> _Prompt_
Please find all lines in the data that hold the string "мощность" and copy them.

> _Dataset entries_
----

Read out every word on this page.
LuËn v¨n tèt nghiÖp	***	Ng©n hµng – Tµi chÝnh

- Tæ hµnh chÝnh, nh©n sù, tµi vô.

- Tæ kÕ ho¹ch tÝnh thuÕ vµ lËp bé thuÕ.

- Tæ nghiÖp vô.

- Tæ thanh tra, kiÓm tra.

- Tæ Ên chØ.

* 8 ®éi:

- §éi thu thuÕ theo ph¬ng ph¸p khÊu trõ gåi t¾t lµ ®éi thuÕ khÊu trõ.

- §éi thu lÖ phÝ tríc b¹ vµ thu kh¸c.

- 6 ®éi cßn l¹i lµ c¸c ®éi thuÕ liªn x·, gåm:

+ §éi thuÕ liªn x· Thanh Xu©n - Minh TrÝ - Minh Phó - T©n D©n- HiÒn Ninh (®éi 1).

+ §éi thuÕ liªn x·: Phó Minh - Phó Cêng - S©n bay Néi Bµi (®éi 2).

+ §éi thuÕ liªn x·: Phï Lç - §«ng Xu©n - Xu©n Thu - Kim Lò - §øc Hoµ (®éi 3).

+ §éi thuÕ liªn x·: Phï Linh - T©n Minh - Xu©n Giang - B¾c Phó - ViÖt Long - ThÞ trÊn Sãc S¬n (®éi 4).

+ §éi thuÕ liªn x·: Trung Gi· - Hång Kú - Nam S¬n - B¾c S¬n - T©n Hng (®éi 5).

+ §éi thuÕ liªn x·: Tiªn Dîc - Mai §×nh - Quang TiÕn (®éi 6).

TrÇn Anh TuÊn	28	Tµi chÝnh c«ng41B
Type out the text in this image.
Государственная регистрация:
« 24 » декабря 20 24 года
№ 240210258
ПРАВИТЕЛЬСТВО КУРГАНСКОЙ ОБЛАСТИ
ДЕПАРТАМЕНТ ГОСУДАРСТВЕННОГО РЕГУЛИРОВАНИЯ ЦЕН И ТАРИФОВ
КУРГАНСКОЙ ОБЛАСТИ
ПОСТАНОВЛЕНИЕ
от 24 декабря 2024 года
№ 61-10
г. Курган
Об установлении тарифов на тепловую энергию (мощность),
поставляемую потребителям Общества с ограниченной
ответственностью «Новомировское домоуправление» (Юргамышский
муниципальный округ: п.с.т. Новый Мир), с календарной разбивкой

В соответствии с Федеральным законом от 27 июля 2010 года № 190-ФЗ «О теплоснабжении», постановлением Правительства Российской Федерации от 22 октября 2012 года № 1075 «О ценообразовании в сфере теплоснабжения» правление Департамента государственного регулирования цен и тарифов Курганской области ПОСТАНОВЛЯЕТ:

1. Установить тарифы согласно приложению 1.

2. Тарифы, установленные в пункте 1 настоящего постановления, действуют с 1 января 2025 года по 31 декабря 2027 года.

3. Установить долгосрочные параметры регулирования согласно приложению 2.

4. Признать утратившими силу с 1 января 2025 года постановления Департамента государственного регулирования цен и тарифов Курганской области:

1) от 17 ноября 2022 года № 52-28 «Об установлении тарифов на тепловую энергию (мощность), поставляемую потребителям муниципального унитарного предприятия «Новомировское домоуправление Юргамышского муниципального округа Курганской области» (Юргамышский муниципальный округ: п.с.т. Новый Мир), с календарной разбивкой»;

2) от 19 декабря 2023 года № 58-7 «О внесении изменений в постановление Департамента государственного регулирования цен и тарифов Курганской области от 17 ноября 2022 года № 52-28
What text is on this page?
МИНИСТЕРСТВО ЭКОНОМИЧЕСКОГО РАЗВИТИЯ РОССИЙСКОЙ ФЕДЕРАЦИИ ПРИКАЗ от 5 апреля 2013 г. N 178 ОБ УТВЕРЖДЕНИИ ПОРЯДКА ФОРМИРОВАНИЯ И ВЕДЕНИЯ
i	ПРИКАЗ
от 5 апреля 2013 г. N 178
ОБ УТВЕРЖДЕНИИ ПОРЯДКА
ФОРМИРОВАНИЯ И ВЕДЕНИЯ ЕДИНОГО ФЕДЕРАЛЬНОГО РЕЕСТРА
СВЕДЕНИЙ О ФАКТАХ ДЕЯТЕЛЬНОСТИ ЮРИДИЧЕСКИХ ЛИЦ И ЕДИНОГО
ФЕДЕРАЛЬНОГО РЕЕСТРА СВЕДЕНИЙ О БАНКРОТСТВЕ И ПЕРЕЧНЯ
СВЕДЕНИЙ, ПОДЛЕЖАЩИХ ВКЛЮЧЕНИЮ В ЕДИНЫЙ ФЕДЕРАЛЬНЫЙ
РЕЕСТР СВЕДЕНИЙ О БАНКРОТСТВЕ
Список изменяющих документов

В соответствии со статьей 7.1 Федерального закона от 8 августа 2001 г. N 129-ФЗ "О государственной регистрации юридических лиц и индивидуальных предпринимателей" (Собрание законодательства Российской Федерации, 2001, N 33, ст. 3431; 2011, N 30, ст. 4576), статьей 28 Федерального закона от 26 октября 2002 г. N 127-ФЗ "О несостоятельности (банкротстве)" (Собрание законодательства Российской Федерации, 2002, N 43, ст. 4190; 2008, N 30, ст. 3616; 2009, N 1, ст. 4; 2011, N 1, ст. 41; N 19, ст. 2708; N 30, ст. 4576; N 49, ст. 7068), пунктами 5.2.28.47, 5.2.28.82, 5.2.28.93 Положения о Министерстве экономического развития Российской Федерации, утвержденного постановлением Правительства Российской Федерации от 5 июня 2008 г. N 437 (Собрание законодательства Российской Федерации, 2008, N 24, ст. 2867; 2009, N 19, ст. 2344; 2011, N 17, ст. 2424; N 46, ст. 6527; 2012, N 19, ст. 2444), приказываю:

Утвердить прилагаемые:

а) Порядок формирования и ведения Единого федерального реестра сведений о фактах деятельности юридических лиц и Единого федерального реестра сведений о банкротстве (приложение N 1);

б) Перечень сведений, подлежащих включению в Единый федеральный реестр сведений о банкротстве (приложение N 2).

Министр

----

> _In response_
Об установлении тарифов на тепловую энергию (мощность),
1) от 17 ноября 2022 года № 52-28 «Об установлении тарифов на тепловую энергию (мощность), поставляемую потребителям муниципального унитарного предприятия «Новомировское домоуправление Юргамышского муниципального округа Курганской области» (Юргамышский муниципальный округ: п.с.т. Новый Мир), с календарной разбивкой»;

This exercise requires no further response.